#### RECORD LIST

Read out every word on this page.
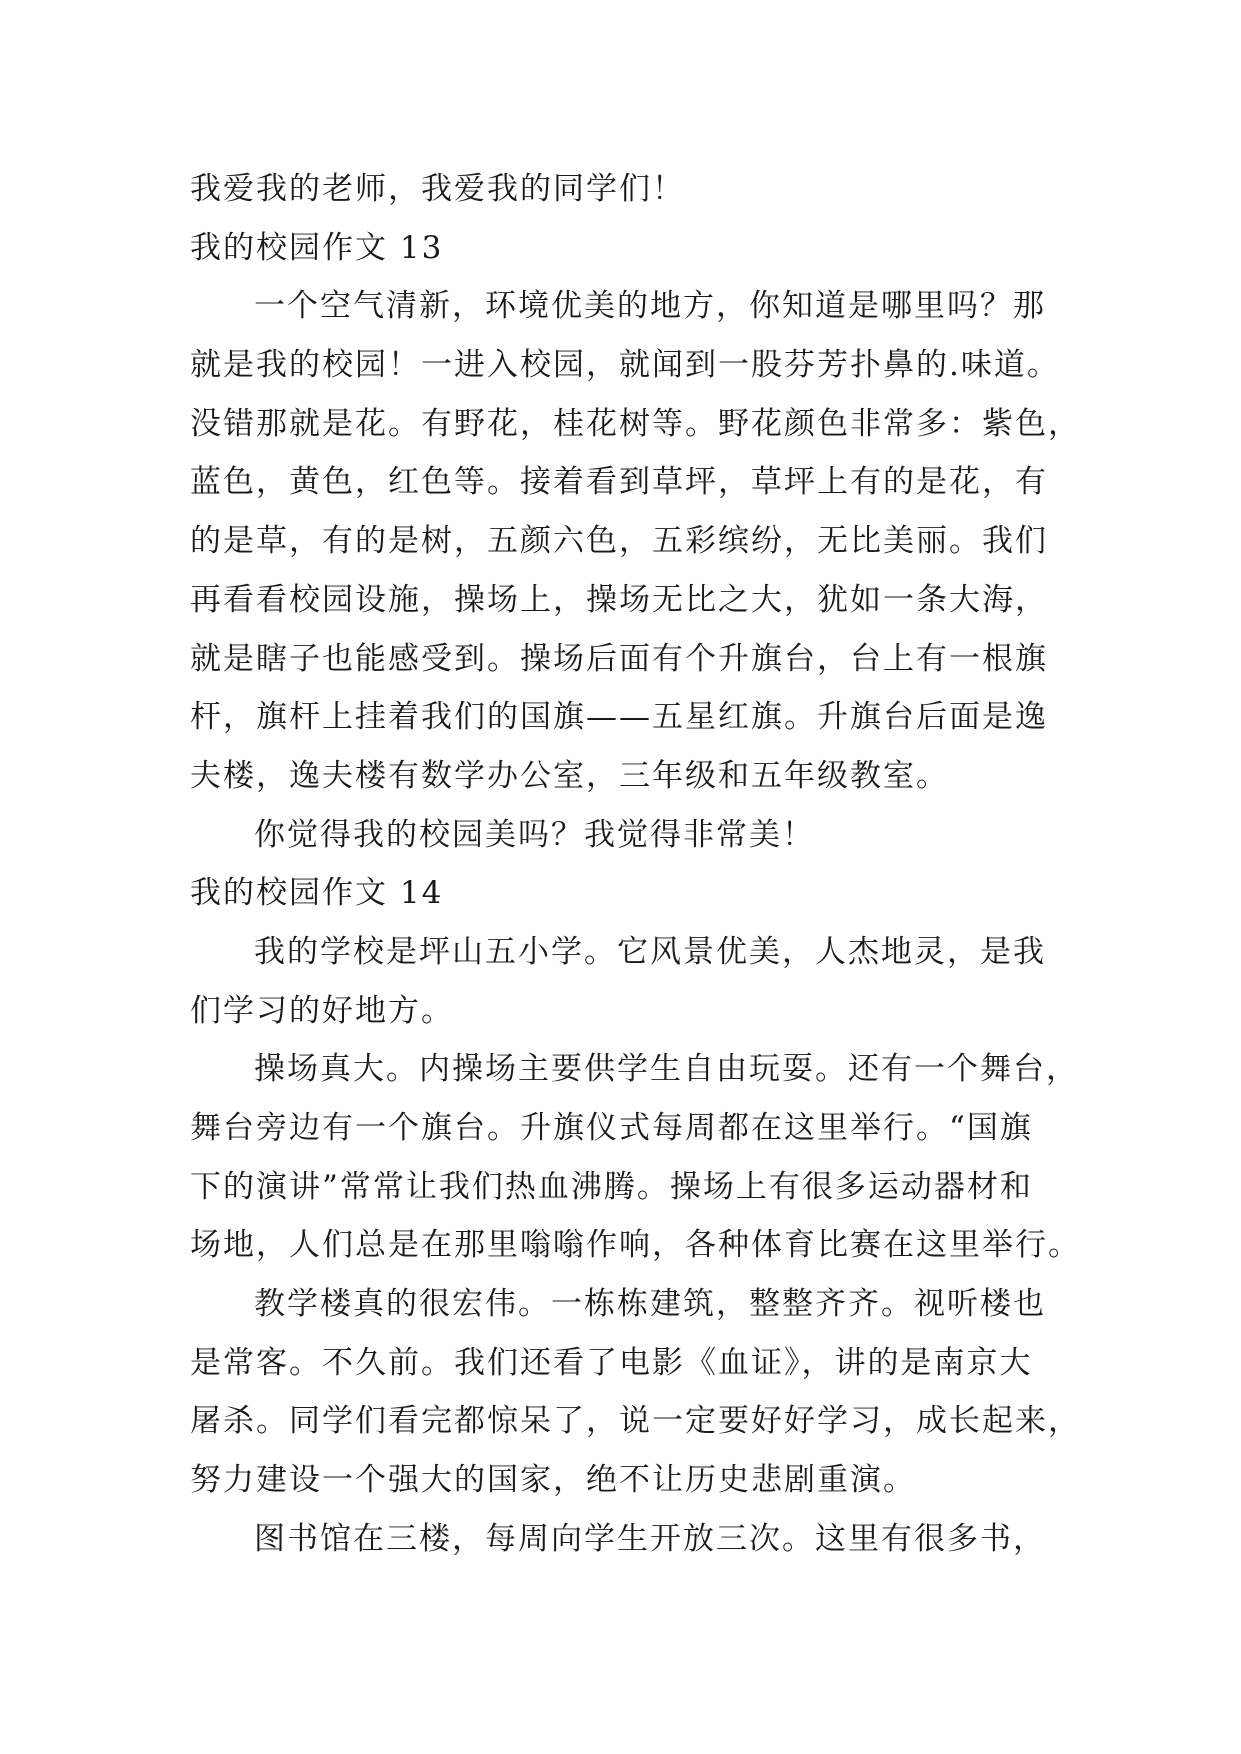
我爱我的老师，我爱我的同学们！
我的校园作文 13
一个空气清新，环境优美的地方，你知道是哪里吗？那
就是我的校园！一进入校园，就闻到一股芬芳扑鼻的.味道。
没错那就是花。有野花，桂花树等。野花颜色非常多：紫色，
蓝色，黄色，红色等。接着看到草坪，草坪上有的是花，有
的是草，有的是树，五颜六色，五彩缤纷，无比美丽。我们
再看看校园设施，操场上，操场无比之大，犹如一条大海，
就是瞎子也能感受到。操场后面有个升旗台，台上有一根旗
杆，旗杆上挂着我们的国旗——五星红旗。升旗台后面是逸
夫楼，逸夫楼有数学办公室，三年级和五年级教室。
你觉得我的校园美吗？我觉得非常美！
我的校园作文 14
我的学校是坪山五小学。它风景优美，人杰地灵，是我
们学习的好地方。
操场真大。内操场主要供学生自由玩耍。还有一个舞台，
舞台旁边有一个旗台。升旗仪式每周都在这里举行。“国旗
下的演讲”常常让我们热血沸腾。操场上有很多运动器材和
场地，人们总是在那里嗡嗡作响，各种体育比赛在这里举行。
教学楼真的很宏伟。一栋栋建筑，整整齐齐。视听楼也
是常客。不久前。我们还看了电影《血证》，讲的是南京大
屠杀。同学们看完都惊呆了，说一定要好好学习，成长起来，
努力建设一个强大的国家，绝不让历史悲剧重演。
图书馆在三楼，每周向学生开放三次。这里有很多书，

########

Without the pictures, write out every entry precisely as it appears.

• [ANSWER TO THIS EXERCISE]:
Read out every word on this page.
我爱我的老师，我爱我的同学们！
我的校园作文 13
一个空气清新，环境优美的地方，你知道是哪里吗？那
就是我的校园！一进入校园，就闻到一股芬芳扑鼻的.味道。
没错那就是花。有野花，桂花树等。野花颜色非常多：紫色，
蓝色，黄色，红色等。接着看到草坪，草坪上有的是花，有
的是草，有的是树，五颜六色，五彩缤纷，无比美丽。我们
再看看校园设施，操场上，操场无比之大，犹如一条大海，
就是瞎子也能感受到。操场后面有个升旗台，台上有一根旗
杆，旗杆上挂着我们的国旗——五星红旗。升旗台后面是逸
夫楼，逸夫楼有数学办公室，三年级和五年级教室。
你觉得我的校园美吗？我觉得非常美！
我的校园作文 14
我的学校是坪山五小学。它风景优美，人杰地灵，是我
们学习的好地方。
操场真大。内操场主要供学生自由玩耍。还有一个舞台，
舞台旁边有一个旗台。升旗仪式每周都在这里举行。“国旗
下的演讲”常常让我们热血沸腾。操场上有很多运动器材和
场地，人们总是在那里嗡嗡作响，各种体育比赛在这里举行。
教学楼真的很宏伟。一栋栋建筑，整整齐齐。视听楼也
是常客。不久前。我们还看了电影《血证》，讲的是南京大
屠杀。同学们看完都惊呆了，说一定要好好学习，成长起来，
努力建设一个强大的国家，绝不让历史悲剧重演。
图书馆在三楼，每周向学生开放三次。这里有很多书，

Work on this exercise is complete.